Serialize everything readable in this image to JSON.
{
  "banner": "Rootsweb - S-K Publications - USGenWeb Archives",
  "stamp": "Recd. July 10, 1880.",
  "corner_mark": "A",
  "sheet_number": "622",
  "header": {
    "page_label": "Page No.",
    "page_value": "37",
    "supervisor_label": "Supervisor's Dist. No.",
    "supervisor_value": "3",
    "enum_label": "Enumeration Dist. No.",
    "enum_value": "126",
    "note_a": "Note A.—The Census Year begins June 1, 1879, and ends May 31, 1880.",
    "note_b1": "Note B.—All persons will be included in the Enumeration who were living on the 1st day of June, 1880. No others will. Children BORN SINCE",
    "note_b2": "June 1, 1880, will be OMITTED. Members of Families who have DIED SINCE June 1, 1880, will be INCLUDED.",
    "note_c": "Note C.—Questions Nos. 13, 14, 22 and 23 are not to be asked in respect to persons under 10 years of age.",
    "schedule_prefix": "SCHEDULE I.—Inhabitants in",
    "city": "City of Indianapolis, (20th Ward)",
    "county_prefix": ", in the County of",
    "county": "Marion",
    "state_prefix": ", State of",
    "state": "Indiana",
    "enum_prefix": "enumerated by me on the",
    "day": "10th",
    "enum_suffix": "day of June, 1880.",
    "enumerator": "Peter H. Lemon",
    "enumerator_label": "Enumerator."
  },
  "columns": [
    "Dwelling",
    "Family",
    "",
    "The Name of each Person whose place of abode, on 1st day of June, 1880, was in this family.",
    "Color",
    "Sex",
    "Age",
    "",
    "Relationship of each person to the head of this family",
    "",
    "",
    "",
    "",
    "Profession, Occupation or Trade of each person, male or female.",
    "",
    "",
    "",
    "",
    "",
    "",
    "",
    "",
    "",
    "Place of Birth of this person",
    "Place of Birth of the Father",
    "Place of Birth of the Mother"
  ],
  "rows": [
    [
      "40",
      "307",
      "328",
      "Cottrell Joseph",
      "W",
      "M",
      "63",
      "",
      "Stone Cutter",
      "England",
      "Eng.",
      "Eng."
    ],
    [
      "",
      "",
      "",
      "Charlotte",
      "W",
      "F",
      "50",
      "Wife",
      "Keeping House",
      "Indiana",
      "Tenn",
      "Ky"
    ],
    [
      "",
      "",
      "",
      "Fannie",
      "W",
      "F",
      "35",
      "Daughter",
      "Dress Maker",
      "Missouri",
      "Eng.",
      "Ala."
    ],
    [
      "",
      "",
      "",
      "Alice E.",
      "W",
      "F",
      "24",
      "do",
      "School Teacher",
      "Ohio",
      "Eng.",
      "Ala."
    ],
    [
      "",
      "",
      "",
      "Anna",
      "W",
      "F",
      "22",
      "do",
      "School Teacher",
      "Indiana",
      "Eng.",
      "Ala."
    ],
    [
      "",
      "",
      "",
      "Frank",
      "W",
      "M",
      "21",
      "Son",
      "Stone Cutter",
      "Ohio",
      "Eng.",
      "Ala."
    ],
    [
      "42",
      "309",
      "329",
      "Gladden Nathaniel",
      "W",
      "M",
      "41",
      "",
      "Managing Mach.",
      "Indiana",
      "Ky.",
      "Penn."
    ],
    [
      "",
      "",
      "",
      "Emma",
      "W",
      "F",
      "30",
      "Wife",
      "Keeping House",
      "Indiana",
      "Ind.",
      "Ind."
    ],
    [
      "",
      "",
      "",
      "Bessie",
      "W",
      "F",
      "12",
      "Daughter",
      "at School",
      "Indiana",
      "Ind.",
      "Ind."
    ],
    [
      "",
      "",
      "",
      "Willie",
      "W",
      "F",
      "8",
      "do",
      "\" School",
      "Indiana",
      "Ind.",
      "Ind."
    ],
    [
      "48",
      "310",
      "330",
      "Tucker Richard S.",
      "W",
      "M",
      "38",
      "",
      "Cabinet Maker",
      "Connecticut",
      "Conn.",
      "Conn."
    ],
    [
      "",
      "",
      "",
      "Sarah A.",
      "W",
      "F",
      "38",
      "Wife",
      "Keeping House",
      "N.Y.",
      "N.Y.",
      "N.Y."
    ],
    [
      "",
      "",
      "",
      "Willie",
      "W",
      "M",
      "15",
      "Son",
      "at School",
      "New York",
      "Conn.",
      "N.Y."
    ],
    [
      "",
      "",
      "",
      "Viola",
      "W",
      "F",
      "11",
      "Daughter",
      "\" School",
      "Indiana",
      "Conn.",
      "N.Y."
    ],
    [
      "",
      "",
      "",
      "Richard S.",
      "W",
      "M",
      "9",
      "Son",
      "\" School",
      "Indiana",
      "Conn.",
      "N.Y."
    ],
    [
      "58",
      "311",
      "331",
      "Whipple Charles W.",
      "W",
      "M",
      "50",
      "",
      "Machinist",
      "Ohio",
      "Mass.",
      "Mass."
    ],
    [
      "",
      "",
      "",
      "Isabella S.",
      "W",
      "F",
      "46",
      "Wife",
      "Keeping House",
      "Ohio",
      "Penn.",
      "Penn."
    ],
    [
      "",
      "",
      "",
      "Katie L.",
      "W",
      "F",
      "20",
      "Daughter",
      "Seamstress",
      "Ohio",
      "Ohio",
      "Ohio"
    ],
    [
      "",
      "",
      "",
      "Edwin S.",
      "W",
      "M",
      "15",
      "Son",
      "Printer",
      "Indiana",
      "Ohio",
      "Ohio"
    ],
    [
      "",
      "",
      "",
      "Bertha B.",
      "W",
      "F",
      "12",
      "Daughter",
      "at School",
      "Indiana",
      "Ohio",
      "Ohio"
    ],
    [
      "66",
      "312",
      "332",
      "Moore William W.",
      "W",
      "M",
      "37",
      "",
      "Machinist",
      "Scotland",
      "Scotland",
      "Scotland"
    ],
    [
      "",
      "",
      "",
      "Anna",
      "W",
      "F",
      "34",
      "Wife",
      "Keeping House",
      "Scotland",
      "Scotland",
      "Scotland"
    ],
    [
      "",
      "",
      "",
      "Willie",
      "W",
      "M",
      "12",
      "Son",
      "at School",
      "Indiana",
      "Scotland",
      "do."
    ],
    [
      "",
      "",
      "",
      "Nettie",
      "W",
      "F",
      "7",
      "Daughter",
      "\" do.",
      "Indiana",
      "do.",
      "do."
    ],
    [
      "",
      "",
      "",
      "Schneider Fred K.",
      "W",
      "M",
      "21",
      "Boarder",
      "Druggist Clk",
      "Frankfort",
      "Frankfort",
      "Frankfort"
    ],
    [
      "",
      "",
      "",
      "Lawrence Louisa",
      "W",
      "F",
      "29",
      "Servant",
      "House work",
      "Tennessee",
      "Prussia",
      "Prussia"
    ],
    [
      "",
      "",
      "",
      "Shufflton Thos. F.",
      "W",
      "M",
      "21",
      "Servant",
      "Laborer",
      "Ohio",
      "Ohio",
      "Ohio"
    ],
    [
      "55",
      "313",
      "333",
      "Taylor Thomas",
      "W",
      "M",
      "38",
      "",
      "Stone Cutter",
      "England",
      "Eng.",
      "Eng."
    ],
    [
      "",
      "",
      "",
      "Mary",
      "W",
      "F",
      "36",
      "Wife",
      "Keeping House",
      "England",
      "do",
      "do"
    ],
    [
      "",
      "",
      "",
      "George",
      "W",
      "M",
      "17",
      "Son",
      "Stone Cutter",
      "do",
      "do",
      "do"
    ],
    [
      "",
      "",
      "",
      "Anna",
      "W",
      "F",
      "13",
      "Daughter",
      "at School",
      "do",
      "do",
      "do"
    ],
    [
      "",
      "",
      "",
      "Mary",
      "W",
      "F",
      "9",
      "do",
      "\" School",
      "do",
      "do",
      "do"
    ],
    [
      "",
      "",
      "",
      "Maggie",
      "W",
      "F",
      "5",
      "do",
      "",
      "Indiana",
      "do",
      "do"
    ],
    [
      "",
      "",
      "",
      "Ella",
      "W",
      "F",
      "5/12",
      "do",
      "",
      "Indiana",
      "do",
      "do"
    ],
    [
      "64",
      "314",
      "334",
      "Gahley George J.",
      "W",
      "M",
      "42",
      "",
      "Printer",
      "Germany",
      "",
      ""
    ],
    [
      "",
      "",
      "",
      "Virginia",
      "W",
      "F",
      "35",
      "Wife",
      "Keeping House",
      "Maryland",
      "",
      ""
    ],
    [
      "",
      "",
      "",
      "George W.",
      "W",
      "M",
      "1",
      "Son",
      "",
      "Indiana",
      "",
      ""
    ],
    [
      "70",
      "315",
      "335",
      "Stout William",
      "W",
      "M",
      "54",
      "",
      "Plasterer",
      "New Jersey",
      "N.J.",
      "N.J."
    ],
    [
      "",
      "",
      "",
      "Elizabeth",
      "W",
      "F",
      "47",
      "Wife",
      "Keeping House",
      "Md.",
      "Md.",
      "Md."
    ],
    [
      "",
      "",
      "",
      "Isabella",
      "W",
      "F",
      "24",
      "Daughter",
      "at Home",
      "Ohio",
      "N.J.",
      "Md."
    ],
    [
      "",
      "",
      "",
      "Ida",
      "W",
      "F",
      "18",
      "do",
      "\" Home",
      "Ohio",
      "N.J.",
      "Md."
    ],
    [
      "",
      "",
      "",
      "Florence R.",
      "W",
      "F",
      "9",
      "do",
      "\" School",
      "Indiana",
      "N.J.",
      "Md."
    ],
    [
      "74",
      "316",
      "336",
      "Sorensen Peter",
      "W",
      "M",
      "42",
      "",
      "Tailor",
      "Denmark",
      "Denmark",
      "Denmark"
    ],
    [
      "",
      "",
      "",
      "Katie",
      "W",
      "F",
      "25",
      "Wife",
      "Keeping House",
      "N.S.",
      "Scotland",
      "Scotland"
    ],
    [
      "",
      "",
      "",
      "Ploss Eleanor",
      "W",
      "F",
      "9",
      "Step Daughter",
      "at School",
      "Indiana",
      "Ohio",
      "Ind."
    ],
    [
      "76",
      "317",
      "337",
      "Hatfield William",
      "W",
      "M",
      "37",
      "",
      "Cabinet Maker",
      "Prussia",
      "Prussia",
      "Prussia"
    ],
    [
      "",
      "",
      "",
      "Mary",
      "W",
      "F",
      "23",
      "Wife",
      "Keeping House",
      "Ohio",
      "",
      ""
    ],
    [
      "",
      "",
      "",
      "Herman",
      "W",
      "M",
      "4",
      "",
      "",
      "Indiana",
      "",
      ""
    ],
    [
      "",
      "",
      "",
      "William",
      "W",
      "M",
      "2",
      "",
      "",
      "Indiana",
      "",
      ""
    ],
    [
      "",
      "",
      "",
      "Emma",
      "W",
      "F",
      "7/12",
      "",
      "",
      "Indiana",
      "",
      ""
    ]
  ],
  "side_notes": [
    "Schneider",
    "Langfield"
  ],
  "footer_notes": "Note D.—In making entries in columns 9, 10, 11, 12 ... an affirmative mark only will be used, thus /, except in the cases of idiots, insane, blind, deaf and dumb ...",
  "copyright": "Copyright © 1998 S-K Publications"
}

++++++

Exercise prompt:
Copy each line in the data that holds the word "Peter".

Answer to the exercise:
    "enumerator": "Peter H. Lemon",
      "Sorensen Peter",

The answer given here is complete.